WORK INSTRUCTIONS: Transcribe the records exactly. Pictures do not belong in the transcription.

━━━━━ PROVIDED MATERIAL ━━━━━

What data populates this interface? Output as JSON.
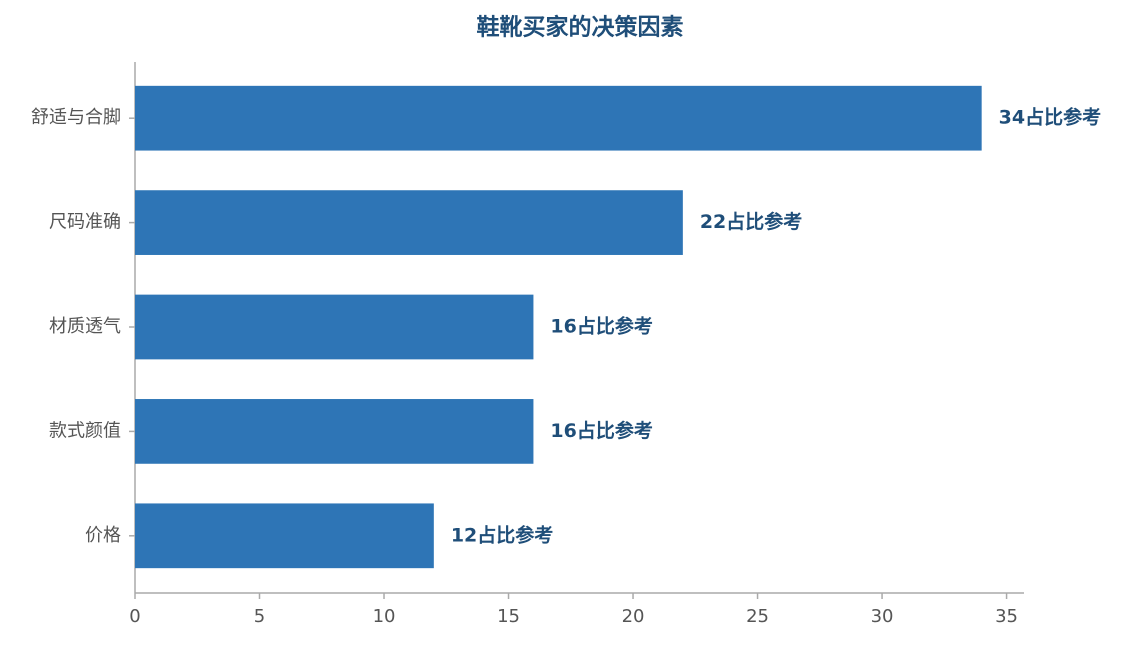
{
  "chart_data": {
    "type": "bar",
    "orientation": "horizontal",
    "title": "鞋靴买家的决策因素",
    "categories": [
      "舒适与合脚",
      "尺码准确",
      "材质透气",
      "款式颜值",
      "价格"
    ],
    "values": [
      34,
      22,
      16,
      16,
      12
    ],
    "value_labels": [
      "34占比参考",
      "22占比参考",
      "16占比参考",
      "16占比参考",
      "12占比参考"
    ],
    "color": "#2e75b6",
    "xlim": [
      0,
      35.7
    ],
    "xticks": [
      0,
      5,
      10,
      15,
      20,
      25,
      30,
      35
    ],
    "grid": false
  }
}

━━━━━

COMPLETE OUTPUT:
What data populates this interface? Output as JSON.
{
  "chart_data": {
    "type": "bar",
    "orientation": "horizontal",
    "title": "鞋靴买家的决策因素",
    "categories": [
      "舒适与合脚",
      "尺码准确",
      "材质透气",
      "款式颜值",
      "价格"
    ],
    "values": [
      34,
      22,
      16,
      16,
      12
    ],
    "value_labels": [
      "34占比参考",
      "22占比参考",
      "16占比参考",
      "16占比参考",
      "12占比参考"
    ],
    "color": "#2e75b6",
    "xlim": [
      0,
      35.7
    ],
    "xticks": [
      0,
      5,
      10,
      15,
      20,
      25,
      30,
      35
    ],
    "grid": false
  }
}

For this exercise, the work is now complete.